= Exercise instructions =
Below is a block of records. Copy every line in it that contains the word "Editing".

= Record extracts =
══════════

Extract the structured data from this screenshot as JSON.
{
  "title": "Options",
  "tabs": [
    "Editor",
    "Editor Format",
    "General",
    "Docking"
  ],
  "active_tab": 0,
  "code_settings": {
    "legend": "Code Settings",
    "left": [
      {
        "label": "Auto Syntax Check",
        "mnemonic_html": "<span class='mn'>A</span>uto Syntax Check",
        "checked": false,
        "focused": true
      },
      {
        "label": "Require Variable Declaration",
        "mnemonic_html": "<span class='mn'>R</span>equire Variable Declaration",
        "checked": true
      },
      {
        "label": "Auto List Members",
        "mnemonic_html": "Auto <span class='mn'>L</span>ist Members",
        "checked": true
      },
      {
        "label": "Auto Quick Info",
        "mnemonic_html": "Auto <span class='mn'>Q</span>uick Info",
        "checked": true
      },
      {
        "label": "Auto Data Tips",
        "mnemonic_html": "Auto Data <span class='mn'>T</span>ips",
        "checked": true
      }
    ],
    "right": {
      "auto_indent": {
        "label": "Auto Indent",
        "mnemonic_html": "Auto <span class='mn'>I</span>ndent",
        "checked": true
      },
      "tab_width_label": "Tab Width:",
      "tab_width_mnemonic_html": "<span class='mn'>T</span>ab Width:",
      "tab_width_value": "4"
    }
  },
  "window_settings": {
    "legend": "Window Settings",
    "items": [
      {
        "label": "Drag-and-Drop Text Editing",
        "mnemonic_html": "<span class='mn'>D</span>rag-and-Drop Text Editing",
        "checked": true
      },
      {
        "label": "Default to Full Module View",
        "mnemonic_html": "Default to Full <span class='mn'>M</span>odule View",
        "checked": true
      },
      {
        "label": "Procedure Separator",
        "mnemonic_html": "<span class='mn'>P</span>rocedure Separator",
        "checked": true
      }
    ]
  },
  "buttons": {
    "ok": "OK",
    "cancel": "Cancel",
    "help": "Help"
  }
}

══════════

= Exercise answer =
        "label": "Drag-and-Drop Text Editing",
        "mnemonic_html": "<span class='mn'>D</span>rag-and-Drop Text Editing",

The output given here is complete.